Dataset rows about figures
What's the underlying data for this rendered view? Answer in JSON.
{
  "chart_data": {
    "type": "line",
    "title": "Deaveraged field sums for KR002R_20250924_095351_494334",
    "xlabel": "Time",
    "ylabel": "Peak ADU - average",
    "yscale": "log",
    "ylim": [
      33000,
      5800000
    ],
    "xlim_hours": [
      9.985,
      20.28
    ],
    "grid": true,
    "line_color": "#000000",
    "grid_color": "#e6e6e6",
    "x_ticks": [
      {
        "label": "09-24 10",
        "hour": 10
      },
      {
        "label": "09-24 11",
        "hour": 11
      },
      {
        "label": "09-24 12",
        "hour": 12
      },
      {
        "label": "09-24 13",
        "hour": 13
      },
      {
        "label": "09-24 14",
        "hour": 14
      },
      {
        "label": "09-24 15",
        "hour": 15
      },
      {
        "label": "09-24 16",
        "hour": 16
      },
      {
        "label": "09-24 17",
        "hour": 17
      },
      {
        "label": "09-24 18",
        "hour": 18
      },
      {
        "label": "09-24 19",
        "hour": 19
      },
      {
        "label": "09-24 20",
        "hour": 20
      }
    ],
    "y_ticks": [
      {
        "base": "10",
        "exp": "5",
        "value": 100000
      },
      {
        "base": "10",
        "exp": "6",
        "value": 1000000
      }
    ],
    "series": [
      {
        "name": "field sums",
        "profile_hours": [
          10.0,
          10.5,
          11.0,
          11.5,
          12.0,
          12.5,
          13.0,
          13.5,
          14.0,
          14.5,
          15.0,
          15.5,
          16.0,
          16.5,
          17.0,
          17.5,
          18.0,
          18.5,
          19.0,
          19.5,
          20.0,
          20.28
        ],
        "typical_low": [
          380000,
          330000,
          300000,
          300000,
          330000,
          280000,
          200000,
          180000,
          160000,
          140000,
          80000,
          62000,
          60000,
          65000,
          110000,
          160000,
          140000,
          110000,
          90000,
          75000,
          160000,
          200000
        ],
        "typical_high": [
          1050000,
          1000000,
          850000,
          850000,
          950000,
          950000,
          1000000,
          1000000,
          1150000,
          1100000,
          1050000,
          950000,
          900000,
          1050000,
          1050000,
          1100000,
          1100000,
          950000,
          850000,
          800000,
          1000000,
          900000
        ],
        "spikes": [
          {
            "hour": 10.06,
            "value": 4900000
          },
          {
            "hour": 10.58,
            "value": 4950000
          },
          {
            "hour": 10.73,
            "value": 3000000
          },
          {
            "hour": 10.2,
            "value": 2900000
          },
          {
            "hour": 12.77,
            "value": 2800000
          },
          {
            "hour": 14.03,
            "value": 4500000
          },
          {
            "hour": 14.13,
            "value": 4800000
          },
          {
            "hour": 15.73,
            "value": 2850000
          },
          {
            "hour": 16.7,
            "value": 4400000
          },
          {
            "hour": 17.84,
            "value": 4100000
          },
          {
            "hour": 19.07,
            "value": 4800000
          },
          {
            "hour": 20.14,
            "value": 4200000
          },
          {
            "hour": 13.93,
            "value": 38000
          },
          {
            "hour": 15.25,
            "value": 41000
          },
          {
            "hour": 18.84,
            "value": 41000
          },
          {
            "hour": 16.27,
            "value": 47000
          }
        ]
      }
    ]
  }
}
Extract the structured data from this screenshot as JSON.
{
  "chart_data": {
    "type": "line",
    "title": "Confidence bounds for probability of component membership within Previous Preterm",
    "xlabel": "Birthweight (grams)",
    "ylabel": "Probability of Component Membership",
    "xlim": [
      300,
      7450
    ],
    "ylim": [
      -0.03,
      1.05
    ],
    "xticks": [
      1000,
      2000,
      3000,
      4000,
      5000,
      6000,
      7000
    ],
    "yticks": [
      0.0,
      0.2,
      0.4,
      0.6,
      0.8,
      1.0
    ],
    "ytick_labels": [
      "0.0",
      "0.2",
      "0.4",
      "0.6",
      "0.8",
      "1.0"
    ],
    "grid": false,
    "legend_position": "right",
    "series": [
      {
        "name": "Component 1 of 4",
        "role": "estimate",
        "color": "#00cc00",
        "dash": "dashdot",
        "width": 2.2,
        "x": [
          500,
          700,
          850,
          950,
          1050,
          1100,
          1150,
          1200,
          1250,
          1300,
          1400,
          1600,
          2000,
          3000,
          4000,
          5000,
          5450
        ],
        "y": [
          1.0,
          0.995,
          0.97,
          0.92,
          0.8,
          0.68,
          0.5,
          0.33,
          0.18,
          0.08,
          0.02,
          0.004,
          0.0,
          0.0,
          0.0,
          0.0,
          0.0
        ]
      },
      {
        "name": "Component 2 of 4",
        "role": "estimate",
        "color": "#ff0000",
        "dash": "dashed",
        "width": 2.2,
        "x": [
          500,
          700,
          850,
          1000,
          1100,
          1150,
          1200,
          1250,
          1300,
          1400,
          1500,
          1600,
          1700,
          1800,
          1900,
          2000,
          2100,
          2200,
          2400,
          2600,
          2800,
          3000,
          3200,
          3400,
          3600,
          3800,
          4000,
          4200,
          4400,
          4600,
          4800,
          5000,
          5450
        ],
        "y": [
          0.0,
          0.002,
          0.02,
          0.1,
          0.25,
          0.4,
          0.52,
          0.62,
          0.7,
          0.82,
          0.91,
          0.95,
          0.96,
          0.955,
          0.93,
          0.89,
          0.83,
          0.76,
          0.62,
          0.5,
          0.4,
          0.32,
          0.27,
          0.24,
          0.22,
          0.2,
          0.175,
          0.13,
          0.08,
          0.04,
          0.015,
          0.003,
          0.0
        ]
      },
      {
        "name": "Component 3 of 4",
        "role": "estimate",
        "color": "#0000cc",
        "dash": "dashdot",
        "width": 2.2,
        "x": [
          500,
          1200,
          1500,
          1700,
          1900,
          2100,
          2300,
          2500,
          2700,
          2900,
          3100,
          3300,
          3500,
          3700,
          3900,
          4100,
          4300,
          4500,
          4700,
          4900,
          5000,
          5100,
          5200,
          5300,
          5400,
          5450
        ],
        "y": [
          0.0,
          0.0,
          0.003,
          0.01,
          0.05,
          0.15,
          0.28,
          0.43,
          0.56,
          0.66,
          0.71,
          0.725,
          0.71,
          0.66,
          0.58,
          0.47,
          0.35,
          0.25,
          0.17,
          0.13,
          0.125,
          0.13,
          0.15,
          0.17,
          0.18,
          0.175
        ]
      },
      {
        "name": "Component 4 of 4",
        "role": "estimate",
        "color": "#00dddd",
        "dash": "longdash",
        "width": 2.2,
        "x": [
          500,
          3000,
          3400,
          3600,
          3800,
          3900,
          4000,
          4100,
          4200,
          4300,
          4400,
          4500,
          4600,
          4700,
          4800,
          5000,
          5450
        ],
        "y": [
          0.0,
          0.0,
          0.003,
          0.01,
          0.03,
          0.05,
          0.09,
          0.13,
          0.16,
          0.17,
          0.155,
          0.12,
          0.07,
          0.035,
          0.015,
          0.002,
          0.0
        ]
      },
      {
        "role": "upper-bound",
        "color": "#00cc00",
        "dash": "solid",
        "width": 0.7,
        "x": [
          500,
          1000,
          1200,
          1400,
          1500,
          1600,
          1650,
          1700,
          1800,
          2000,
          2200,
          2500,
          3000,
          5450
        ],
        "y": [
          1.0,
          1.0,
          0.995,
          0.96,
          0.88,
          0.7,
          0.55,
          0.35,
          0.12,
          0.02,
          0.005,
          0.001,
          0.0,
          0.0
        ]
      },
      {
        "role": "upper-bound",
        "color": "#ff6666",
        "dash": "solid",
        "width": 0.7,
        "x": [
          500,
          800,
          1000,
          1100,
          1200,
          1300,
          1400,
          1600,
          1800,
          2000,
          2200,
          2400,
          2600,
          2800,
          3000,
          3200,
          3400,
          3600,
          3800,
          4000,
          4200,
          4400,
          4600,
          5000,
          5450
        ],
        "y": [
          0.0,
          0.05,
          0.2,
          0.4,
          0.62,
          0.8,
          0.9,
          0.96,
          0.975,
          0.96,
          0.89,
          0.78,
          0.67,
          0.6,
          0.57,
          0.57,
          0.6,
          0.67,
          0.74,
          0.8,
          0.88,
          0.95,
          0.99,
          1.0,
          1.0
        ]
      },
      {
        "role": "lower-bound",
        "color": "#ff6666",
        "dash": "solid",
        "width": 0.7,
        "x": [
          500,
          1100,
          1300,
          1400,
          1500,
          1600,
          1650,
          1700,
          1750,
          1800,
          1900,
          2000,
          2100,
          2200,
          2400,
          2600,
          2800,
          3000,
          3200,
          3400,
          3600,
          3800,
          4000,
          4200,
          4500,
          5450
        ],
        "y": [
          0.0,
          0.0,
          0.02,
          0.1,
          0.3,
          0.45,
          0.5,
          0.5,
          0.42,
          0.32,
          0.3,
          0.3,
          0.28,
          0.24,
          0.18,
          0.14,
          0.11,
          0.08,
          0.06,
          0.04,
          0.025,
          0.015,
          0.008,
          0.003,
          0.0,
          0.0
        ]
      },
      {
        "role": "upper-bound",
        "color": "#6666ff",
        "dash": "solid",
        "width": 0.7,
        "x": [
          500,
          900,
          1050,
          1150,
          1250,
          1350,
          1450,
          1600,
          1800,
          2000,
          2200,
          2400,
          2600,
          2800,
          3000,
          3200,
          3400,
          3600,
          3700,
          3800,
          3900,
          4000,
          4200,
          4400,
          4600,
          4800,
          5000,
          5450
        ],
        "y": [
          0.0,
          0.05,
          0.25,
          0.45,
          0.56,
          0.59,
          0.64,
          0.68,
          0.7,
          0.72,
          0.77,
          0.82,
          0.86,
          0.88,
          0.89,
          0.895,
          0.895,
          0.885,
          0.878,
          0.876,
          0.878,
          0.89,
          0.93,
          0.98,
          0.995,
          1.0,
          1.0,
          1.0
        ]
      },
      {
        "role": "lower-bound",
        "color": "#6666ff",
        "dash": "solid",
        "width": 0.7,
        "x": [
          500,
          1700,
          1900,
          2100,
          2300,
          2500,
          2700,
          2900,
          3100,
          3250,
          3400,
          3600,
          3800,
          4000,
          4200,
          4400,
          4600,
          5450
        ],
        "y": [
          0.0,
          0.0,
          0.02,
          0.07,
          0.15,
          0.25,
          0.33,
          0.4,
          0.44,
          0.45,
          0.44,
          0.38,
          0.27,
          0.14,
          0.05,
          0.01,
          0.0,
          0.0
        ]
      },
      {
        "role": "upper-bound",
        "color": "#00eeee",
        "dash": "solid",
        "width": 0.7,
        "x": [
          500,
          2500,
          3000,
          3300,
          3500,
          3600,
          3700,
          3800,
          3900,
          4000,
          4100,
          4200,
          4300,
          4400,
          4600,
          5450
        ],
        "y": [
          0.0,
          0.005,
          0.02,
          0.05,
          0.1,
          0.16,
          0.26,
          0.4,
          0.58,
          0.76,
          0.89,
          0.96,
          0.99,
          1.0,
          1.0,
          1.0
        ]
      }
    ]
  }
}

— Exercise directions —
Locate the word "sums" in the records above, and return each line that has it.

— Task output —
    "title": "Deaveraged field sums for KR002R_20250924_095351_494334",
        "name": "field sums",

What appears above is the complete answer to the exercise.